§ Exercice court 1
Relevez le titre de chacun des ouvrages de Nathan Réra cités dans le texte source.
§ Exercice court 2
Résumez le texte source en deux phrases.

§ Texte source
_ _ _

Nathan Réra, maitre de conférence en histoire de l’art de l’université de Poitiers, est l’auteur d’Outrages, de Daniel Lang à Brian de Palma (lisez notre critique), publié par Rouge Profond en 2021. La lecture de son enquête, menée à partir d’archives militaires, judiciaires, journalistiques et des documents de création du film Outrages de Brian De Palma (Casualties of War, 1989), nous a conduit à tenter de réfléchir à la représentation au cinéma des féminicides. Nous avons tenu à questionner Nathan Réra sur les difficultés d’aborder un tel sujet, car il soulève des problèmes éthiques importants, tant pour l’écrit que pour l’écran. Il faut préciser que le chercheur est aussi l’auteur de Rwanda, entre crise morale et malaise esthétique (Presses du Réel, 2014) et De Paris à Drancy, ou les possibilités de l’Art après Auschwitz (2009) qui abordent les questions de représentations des génocides.
L’article qui va suivre, ponctué d’entretiens avec Nathan Réra, introduit ces réflexions et ne se veut pas exhaustif. Il ne présente que quelques éléments, d’une manière superficielle compte tenu de la difficulté du sujet, malgré la longueur de l’article.
Culturellement Vôtre : Vos recherches précédentes portaient sur les représentations des génocides. Ont-elles eu une influence sur votre manière d’aborder Outrages ?
Nathan Réra : Inévitablement, dans la mesure où mon livre sur Outrages arrivait après ceux que j’avais publiés sur la destruction des Juifs d’Europe et sur le génocide des Tutsi. J’y croisais des questions ou des notions auxquelles j’avais déjà longuement réfléchi : les rapports entre journalisme et cinéma, entre réel et fiction, la théorie de l’« irreprésentable », etc. Le sujet de Casualties of War me renvoyait de surcroît à des témoignages relatifs aux violences sexuelles que les femmes tutsi avaient subies pendant le génocide au Rwanda en 1994. J’avais écrit une petite partie sur cette question dans ma thèse de doctorat, que j’ai finalement décidé d’écarter de la version remaniée que j’ai publiée aux Presses du réel1, car je n’en étais pas satisfait. Il me semblait qu’il aurait fallu accorder une attention spécifique à cette dimension de la violence exercée en contexte génocidaire. D’une certaine manière, c’est par le détour du Viêt-Nam que j’y suis revenu.
« L’incident de la colline 192 »

_ _ _

§ Extrait de données
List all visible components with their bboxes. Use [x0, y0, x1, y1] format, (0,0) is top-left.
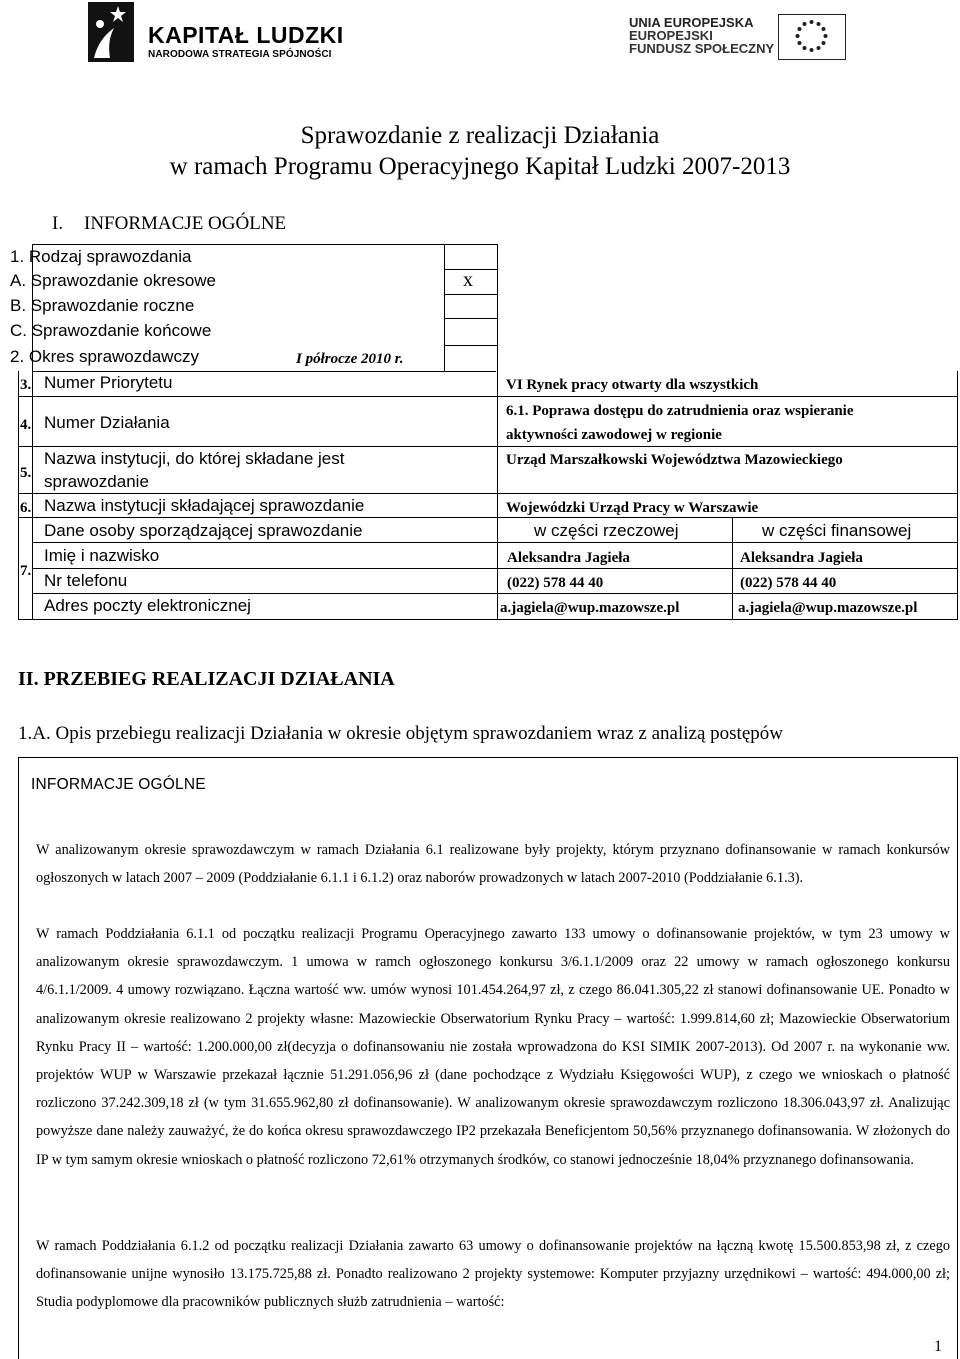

_ _ _

§ Corrigé 1
- Outrages, de Daniel Lang à Brian de Palma
- Rwanda, entre crise morale et malaise esthétique
- De Paris à Drancy, ou les possibilités de l'Art après Auschwitz

§ Corrigé 2
Nathan Réra, maître de conférences en histoire de l'art à l'université de Poitiers, a publié en 2021 une enquête sur le film Outrages de Brian De Palma, menée à partir d'archives militaires, judiciaires et journalistiques ainsi que des documents de création du film. Interrogé sur l'influence de ses recherches antérieures sur les représentations des génocides, il affirme qu'elles ont inévitablement marqué son approche, notamment parce que le sujet du film le renvoyait aux violences sexuelles subies par les femmes tutsi pendant le génocide au Rwanda en 1994.